● **Supplied data**:
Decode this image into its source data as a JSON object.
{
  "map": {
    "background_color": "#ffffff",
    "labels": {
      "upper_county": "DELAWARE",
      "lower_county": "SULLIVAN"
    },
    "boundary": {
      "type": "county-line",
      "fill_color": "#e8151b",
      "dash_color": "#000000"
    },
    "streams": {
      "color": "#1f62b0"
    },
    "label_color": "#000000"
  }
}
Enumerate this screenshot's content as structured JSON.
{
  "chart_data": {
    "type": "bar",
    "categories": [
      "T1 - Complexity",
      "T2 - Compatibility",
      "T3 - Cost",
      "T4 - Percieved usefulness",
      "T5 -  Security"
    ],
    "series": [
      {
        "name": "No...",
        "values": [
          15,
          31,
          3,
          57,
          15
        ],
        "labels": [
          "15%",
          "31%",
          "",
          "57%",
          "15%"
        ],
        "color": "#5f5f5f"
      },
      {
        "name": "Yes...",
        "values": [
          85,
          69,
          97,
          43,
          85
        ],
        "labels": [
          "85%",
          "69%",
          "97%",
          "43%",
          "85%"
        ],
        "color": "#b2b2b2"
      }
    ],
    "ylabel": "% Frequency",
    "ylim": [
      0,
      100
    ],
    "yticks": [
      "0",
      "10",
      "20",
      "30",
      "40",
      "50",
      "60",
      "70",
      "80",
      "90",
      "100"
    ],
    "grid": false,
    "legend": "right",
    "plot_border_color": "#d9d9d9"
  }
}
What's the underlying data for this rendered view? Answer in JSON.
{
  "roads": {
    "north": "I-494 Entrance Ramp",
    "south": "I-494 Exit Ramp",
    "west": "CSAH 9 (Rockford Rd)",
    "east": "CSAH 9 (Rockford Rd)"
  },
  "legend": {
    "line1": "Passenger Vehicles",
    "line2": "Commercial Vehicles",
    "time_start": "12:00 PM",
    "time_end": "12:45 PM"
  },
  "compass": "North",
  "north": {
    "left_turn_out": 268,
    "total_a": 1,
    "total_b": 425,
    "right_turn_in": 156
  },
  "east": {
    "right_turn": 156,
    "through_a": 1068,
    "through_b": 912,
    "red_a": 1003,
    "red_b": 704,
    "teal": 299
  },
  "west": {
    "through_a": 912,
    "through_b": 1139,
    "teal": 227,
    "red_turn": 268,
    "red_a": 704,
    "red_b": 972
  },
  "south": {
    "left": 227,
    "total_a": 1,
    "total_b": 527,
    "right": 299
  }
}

● **Job**: Restate the final lines of the listing above word for word, beginning at the line that contains "What's the underlying".

● **Full answer**:
What's the underlying data for this rendered view? Answer in JSON.
{
  "roads": {
    "north": "I-494 Entrance Ramp",
    "south": "I-494 Exit Ramp",
    "west": "CSAH 9 (Rockford Rd)",
    "east": "CSAH 9 (Rockford Rd)"
  },
  "legend": {
    "line1": "Passenger Vehicles",
    "line2": "Commercial Vehicles",
    "time_start": "12:00 PM",
    "time_end": "12:45 PM"
  },
  "compass": "North",
  "north": {
    "left_turn_out": 268,
    "total_a": 1,
    "total_b": 425,
    "right_turn_in": 156
  },
  "east": {
    "right_turn": 156,
    "through_a": 1068,
    "through_b": 912,
    "red_a": 1003,
    "red_b": 704,
    "teal": 299
  },
  "west": {
    "through_a": 912,
    "through_b": 1139,
    "teal": 227,
    "red_turn": 268,
    "red_a": 704,
    "red_b": 972
  },
  "south": {
    "left": 227,
    "total_a": 1,
    "total_b": 527,
    "right": 299
  }
}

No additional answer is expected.